### Work to do
Retype the material that follows, keeping every word as it is.
[Start Records]
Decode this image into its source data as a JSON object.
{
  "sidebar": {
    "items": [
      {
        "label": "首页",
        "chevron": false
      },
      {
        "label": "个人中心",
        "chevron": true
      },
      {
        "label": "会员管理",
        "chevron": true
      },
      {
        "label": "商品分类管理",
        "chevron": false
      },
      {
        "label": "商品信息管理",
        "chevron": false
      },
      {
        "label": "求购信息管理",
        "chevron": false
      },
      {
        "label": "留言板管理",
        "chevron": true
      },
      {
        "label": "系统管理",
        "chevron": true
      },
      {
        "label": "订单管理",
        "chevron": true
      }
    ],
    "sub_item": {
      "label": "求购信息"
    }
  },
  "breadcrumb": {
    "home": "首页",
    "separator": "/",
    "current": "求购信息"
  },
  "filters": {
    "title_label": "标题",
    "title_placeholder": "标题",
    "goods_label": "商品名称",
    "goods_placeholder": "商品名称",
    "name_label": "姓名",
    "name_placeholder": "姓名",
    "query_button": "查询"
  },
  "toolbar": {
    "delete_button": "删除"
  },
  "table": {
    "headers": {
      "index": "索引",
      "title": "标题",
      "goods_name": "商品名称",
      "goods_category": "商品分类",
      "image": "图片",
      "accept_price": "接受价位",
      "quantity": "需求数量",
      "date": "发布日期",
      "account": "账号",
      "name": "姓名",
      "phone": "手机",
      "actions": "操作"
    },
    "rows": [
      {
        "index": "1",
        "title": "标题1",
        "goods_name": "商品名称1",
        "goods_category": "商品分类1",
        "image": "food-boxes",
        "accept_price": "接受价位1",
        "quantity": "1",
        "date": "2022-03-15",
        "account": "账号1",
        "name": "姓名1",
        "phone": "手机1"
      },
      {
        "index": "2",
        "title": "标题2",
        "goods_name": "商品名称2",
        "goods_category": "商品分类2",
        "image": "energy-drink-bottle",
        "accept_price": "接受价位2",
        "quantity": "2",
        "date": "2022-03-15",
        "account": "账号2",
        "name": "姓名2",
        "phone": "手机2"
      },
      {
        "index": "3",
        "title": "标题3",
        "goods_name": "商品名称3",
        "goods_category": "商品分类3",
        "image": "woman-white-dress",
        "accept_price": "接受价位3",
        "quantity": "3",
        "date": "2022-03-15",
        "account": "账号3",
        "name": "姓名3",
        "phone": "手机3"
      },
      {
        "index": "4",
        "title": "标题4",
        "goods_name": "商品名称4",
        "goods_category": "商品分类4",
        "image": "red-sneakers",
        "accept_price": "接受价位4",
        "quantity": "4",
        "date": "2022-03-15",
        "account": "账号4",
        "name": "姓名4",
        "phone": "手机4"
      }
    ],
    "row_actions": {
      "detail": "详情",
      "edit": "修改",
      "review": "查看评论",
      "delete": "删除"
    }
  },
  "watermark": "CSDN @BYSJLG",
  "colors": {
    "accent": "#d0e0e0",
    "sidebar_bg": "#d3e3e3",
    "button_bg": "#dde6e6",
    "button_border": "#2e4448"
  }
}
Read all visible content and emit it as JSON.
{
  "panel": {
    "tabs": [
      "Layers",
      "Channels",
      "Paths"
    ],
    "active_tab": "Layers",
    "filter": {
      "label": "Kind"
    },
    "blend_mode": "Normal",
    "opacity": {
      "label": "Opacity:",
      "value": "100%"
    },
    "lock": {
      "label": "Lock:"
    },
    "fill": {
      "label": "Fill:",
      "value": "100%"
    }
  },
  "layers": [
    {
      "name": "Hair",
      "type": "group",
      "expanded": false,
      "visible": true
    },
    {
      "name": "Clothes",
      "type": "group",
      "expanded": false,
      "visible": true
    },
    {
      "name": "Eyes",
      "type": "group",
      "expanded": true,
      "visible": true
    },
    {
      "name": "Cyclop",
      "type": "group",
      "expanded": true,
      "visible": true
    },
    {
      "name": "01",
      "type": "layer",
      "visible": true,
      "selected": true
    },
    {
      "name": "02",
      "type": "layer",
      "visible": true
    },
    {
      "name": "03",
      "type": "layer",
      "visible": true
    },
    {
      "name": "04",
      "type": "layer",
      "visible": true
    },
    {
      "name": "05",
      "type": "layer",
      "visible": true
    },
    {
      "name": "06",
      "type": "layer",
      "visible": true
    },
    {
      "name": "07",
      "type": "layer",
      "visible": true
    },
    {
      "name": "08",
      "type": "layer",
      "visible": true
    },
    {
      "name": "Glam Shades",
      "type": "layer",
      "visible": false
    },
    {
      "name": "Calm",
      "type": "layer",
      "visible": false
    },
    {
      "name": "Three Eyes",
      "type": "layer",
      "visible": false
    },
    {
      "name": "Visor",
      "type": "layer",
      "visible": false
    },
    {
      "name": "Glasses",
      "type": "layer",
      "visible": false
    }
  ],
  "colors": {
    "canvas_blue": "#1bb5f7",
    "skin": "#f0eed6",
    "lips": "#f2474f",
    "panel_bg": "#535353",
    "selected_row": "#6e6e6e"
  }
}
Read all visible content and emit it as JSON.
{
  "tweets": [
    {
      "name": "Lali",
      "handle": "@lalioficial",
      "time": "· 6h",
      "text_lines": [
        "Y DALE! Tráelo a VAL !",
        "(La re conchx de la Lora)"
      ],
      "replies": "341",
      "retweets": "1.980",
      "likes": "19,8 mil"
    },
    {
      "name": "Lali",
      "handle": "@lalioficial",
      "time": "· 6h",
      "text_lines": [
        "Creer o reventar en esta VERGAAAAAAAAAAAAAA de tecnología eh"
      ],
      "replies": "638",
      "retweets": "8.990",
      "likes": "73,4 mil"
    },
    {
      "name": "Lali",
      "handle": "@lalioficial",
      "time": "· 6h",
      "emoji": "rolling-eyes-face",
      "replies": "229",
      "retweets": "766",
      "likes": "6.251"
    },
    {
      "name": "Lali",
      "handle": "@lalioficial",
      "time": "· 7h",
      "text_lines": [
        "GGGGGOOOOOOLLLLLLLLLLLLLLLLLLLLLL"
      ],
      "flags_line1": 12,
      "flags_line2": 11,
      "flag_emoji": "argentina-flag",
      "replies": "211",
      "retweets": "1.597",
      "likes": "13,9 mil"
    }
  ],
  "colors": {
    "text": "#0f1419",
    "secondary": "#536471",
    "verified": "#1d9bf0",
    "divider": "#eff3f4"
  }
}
[End Records]
### Written answer
Decode this image into its source data as a JSON object.
{
  "sidebar": {
    "items": [
      {
        "label": "首页",
        "chevron": false
      },
      {
        "label": "个人中心",
        "chevron": true
      },
      {
        "label": "会员管理",
        "chevron": true
      },
      {
        "label": "商品分类管理",
        "chevron": false
      },
      {
        "label": "商品信息管理",
        "chevron": false
      },
      {
        "label": "求购信息管理",
        "chevron": false
      },
      {
        "label": "留言板管理",
        "chevron": true
      },
      {
        "label": "系统管理",
        "chevron": true
      },
      {
        "label": "订单管理",
        "chevron": true
      }
    ],
    "sub_item": {
      "label": "求购信息"
    }
  },
  "breadcrumb": {
    "home": "首页",
    "separator": "/",
    "current": "求购信息"
  },
  "filters": {
    "title_label": "标题",
    "title_placeholder": "标题",
    "goods_label": "商品名称",
    "goods_placeholder": "商品名称",
    "name_label": "姓名",
    "name_placeholder": "姓名",
    "query_button": "查询"
  },
  "toolbar": {
    "delete_button": "删除"
  },
  "table": {
    "headers": {
      "index": "索引",
      "title": "标题",
      "goods_name": "商品名称",
      "goods_category": "商品分类",
      "image": "图片",
      "accept_price": "接受价位",
      "quantity": "需求数量",
      "date": "发布日期",
      "account": "账号",
      "name": "姓名",
      "phone": "手机",
      "actions": "操作"
    },
    "rows": [
      {
        "index": "1",
        "title": "标题1",
        "goods_name": "商品名称1",
        "goods_category": "商品分类1",
        "image": "food-boxes",
        "accept_price": "接受价位1",
        "quantity": "1",
        "date": "2022-03-15",
        "account": "账号1",
        "name": "姓名1",
        "phone": "手机1"
      },
      {
        "index": "2",
        "title": "标题2",
        "goods_name": "商品名称2",
        "goods_category": "商品分类2",
        "image": "energy-drink-bottle",
        "accept_price": "接受价位2",
        "quantity": "2",
        "date": "2022-03-15",
        "account": "账号2",
        "name": "姓名2",
        "phone": "手机2"
      },
      {
        "index": "3",
        "title": "标题3",
        "goods_name": "商品名称3",
        "goods_category": "商品分类3",
        "image": "woman-white-dress",
        "accept_price": "接受价位3",
        "quantity": "3",
        "date": "2022-03-15",
        "account": "账号3",
        "name": "姓名3",
        "phone": "手机3"
      },
      {
        "index": "4",
        "title": "标题4",
        "goods_name": "商品名称4",
        "goods_category": "商品分类4",
        "image": "red-sneakers",
        "accept_price": "接受价位4",
        "quantity": "4",
        "date": "2022-03-15",
        "account": "账号4",
        "name": "姓名4",
        "phone": "手机4"
      }
    ],
    "row_actions": {
      "detail": "详情",
      "edit": "修改",
      "review": "查看评论",
      "delete": "删除"
    }
  },
  "watermark": "CSDN @BYSJLG",
  "colors": {
    "accent": "#d0e0e0",
    "sidebar_bg": "#d3e3e3",
    "button_bg": "#dde6e6",
    "button_border": "#2e4448"
  }
}
Read all visible content and emit it as JSON.
{
  "panel": {
    "tabs": [
      "Layers",
      "Channels",
      "Paths"
    ],
    "active_tab": "Layers",
    "filter": {
      "label": "Kind"
    },
    "blend_mode": "Normal",
    "opacity": {
      "label": "Opacity:",
      "value": "100%"
    },
    "lock": {
      "label": "Lock:"
    },
    "fill": {
      "label": "Fill:",
      "value": "100%"
    }
  },
  "layers": [
    {
      "name": "Hair",
      "type": "group",
      "expanded": false,
      "visible": true
    },
    {
      "name": "Clothes",
      "type": "group",
      "expanded": false,
      "visible": true
    },
    {
      "name": "Eyes",
      "type": "group",
      "expanded": true,
      "visible": true
    },
    {
      "name": "Cyclop",
      "type": "group",
      "expanded": true,
      "visible": true
    },
    {
      "name": "01",
      "type": "layer",
      "visible": true,
      "selected": true
    },
    {
      "name": "02",
      "type": "layer",
      "visible": true
    },
    {
      "name": "03",
      "type": "layer",
      "visible": true
    },
    {
      "name": "04",
      "type": "layer",
      "visible": true
    },
    {
      "name": "05",
      "type": "layer",
      "visible": true
    },
    {
      "name": "06",
      "type": "layer",
      "visible": true
    },
    {
      "name": "07",
      "type": "layer",
      "visible": true
    },
    {
      "name": "08",
      "type": "layer",
      "visible": true
    },
    {
      "name": "Glam Shades",
      "type": "layer",
      "visible": false
    },
    {
      "name": "Calm",
      "type": "layer",
      "visible": false
    },
    {
      "name": "Three Eyes",
      "type": "layer",
      "visible": false
    },
    {
      "name": "Visor",
      "type": "layer",
      "visible": false
    },
    {
      "name": "Glasses",
      "type": "layer",
      "visible": false
    }
  ],
  "colors": {
    "canvas_blue": "#1bb5f7",
    "skin": "#f0eed6",
    "lips": "#f2474f",
    "panel_bg": "#535353",
    "selected_row": "#6e6e6e"
  }
}
Read all visible content and emit it as JSON.
{
  "tweets": [
    {
      "name": "Lali",
      "handle": "@lalioficial",
      "time": "· 6h",
      "text_lines": [
        "Y DALE! Tráelo a VAL !",
        "(La re conchx de la Lora)"
      ],
      "replies": "341",
      "retweets": "1.980",
      "likes": "19,8 mil"
    },
    {
      "name": "Lali",
      "handle": "@lalioficial",
      "time": "· 6h",
      "text_lines": [
        "Creer o reventar en esta VERGAAAAAAAAAAAAAA de tecnología eh"
      ],
      "replies": "638",
      "retweets": "8.990",
      "likes": "73,4 mil"
    },
    {
      "name": "Lali",
      "handle": "@lalioficial",
      "time": "· 6h",
      "emoji": "rolling-eyes-face",
      "replies": "229",
      "retweets": "766",
      "likes": "6.251"
    },
    {
      "name": "Lali",
      "handle": "@lalioficial",
      "time": "· 7h",
      "text_lines": [
        "GGGGGOOOOOOLLLLLLLLLLLLLLLLLLLLLL"
      ],
      "flags_line1": 12,
      "flags_line2": 11,
      "flag_emoji": "argentina-flag",
      "replies": "211",
      "retweets": "1.597",
      "likes": "13,9 mil"
    }
  ],
  "colors": {
    "text": "#0f1419",
    "secondary": "#536471",
    "verified": "#1d9bf0",
    "divider": "#eff3f4"
  }
}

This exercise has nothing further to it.